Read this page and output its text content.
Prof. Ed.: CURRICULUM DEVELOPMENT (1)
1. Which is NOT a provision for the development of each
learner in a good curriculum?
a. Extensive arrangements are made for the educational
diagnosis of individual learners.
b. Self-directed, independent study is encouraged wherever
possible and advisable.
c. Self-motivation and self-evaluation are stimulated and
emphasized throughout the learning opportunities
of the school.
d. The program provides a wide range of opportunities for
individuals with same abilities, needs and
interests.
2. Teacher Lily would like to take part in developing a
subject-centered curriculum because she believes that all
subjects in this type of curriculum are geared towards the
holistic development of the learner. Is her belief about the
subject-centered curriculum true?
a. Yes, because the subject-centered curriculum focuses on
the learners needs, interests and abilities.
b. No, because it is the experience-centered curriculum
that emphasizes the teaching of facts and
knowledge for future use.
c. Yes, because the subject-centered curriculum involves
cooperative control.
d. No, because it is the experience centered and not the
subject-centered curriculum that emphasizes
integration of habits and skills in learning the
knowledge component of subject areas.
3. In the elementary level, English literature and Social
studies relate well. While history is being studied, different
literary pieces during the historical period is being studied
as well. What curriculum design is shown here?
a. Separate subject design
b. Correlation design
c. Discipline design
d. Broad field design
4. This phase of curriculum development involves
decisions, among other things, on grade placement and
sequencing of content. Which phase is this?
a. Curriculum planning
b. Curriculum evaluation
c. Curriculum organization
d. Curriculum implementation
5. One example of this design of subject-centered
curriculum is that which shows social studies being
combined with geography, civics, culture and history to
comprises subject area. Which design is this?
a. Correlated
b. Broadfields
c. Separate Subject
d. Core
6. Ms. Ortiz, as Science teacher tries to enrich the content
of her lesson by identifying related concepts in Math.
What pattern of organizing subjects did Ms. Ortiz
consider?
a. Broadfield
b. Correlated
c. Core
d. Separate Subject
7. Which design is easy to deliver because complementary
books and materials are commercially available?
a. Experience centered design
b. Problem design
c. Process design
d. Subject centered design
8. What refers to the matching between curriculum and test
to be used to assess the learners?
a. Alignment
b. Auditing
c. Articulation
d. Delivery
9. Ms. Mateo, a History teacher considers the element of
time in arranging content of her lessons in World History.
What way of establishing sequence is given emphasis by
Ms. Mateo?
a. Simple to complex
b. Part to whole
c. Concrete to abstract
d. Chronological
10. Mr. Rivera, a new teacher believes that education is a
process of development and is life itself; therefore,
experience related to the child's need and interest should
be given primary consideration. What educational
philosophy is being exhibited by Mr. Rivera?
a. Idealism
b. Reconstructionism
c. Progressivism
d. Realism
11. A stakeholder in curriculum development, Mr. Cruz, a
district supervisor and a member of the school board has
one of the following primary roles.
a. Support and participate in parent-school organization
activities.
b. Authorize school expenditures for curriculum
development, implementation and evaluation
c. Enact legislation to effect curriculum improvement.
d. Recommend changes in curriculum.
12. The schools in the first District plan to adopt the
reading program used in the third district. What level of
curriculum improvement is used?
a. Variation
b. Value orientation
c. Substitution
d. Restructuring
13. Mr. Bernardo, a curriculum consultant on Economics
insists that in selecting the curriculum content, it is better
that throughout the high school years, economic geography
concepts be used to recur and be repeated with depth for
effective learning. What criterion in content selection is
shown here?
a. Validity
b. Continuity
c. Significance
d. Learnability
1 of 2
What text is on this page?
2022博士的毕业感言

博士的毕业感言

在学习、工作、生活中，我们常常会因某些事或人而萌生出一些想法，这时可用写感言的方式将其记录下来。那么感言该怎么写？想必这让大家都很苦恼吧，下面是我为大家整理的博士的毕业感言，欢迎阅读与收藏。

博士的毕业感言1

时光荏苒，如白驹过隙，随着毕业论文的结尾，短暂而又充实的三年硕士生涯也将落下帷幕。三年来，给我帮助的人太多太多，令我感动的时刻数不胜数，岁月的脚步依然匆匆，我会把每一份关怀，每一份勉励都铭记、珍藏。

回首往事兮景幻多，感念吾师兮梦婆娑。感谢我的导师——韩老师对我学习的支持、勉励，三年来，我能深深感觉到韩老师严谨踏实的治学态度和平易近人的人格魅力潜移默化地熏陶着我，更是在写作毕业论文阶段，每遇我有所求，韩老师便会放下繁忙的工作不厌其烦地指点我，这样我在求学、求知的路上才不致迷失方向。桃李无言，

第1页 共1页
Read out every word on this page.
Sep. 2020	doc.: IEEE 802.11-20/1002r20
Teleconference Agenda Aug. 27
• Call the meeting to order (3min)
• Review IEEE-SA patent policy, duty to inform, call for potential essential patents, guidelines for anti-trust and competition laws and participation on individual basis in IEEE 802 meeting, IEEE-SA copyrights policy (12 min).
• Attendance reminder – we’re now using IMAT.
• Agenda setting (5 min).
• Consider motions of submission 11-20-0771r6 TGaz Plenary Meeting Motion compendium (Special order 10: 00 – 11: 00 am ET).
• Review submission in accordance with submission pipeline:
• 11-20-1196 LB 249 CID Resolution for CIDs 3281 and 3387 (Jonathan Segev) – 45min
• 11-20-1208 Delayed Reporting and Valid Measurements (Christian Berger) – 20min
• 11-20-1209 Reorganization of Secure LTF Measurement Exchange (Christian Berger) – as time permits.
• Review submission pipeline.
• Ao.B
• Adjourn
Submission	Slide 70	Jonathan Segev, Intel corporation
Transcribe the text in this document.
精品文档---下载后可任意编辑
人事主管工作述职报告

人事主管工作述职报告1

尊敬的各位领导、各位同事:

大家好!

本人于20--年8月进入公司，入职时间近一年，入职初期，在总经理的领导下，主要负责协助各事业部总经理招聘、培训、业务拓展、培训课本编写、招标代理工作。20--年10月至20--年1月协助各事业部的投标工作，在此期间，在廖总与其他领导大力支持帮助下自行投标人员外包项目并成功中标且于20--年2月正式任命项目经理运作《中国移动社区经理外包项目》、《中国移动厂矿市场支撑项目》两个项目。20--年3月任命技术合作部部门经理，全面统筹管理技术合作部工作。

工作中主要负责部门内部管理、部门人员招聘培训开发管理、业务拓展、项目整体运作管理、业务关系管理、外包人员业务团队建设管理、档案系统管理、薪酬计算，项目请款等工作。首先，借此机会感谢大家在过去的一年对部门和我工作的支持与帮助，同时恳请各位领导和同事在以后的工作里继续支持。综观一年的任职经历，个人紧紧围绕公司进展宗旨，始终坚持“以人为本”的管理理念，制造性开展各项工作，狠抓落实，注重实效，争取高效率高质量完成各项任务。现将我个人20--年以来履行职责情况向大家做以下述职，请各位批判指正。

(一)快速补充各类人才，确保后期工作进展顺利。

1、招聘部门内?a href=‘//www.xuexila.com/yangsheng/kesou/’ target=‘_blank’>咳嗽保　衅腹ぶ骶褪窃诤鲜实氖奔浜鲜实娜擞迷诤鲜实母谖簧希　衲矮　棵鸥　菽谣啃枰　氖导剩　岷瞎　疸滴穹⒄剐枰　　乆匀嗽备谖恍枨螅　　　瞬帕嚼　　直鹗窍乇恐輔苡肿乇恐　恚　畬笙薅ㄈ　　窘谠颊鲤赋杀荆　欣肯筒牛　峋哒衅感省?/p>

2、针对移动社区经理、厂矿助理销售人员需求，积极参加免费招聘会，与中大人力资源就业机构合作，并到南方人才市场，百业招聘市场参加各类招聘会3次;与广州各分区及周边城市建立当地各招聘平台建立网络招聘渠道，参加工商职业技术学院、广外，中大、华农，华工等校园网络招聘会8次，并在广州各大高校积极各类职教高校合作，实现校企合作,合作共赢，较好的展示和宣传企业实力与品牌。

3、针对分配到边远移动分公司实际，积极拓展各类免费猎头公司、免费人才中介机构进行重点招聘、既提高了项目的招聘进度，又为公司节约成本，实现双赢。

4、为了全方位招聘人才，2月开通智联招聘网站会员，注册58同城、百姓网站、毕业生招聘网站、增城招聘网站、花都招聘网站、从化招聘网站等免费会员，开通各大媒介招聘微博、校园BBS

> [Problem] Scan the material above for the string "needs" and return the lines that hold it.

> [Full answer]
individuals with same abilities, needs and
the learners needs, interests and abilities.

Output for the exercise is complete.